__Requirement__
Copy out the entries exactly, from the first line to the last.

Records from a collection
---------------
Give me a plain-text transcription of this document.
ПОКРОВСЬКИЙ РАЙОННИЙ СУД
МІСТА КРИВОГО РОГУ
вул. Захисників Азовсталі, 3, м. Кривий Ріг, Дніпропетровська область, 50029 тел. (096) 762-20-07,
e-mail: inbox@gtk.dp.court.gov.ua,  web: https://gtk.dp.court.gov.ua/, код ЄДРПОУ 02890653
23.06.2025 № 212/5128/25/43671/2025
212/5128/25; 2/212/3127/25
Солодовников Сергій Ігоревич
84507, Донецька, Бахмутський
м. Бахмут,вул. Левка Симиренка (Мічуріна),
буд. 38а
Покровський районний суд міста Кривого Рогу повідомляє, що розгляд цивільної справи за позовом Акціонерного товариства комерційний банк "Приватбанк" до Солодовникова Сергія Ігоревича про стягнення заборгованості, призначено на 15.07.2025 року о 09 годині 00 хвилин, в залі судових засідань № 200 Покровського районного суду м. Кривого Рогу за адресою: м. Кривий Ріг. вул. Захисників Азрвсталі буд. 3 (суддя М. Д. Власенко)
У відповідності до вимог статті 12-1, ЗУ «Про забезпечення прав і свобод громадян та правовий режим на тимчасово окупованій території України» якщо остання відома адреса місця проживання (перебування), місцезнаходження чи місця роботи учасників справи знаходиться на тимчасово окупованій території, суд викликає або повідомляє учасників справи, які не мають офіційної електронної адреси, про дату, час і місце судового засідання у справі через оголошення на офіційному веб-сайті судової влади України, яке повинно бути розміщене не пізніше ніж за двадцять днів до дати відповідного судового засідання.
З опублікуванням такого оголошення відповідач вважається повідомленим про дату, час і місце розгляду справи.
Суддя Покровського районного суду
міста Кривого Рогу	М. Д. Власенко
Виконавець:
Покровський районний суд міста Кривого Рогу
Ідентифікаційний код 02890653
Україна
---------------
__Answer in full__
Give me a plain-text transcription of this document.
ПОКРОВСЬКИЙ РАЙОННИЙ СУД
МІСТА КРИВОГО РОГУ
вул. Захисників Азовсталі, 3, м. Кривий Ріг, Дніпропетровська область, 50029 тел. (096) 762-20-07,
e-mail: inbox@gtk.dp.court.gov.ua,  web: https://gtk.dp.court.gov.ua/, код ЄДРПОУ 02890653
23.06.2025 № 212/5128/25/43671/2025
212/5128/25; 2/212/3127/25
Солодовников Сергій Ігоревич
84507, Донецька, Бахмутський
м. Бахмут,вул. Левка Симиренка (Мічуріна),
буд. 38а
Покровський районний суд міста Кривого Рогу повідомляє, що розгляд цивільної справи за позовом Акціонерного товариства комерційний банк "Приватбанк" до Солодовникова Сергія Ігоревича про стягнення заборгованості, призначено на 15.07.2025 року о 09 годині 00 хвилин, в залі судових засідань № 200 Покровського районного суду м. Кривого Рогу за адресою: м. Кривий Ріг. вул. Захисників Азрвсталі буд. 3 (суддя М. Д. Власенко)
У відповідності до вимог статті 12-1, ЗУ «Про забезпечення прав і свобод громадян та правовий режим на тимчасово окупованій території України» якщо остання відома адреса місця проживання (перебування), місцезнаходження чи місця роботи учасників справи знаходиться на тимчасово окупованій території, суд викликає або повідомляє учасників справи, які не мають офіційної електронної адреси, про дату, час і місце судового засідання у справі через оголошення на офіційному веб-сайті судової влади України, яке повинно бути розміщене не пізніше ніж за двадцять днів до дати відповідного судового засідання.
З опублікуванням такого оголошення відповідач вважається повідомленим про дату, час і місце розгляду справи.
Суддя Покровського районного суду
міста Кривого Рогу	М. Д. Власенко
Виконавець:
Покровський районний суд міста Кривого Рогу
Ідентифікаційний код 02890653
Україна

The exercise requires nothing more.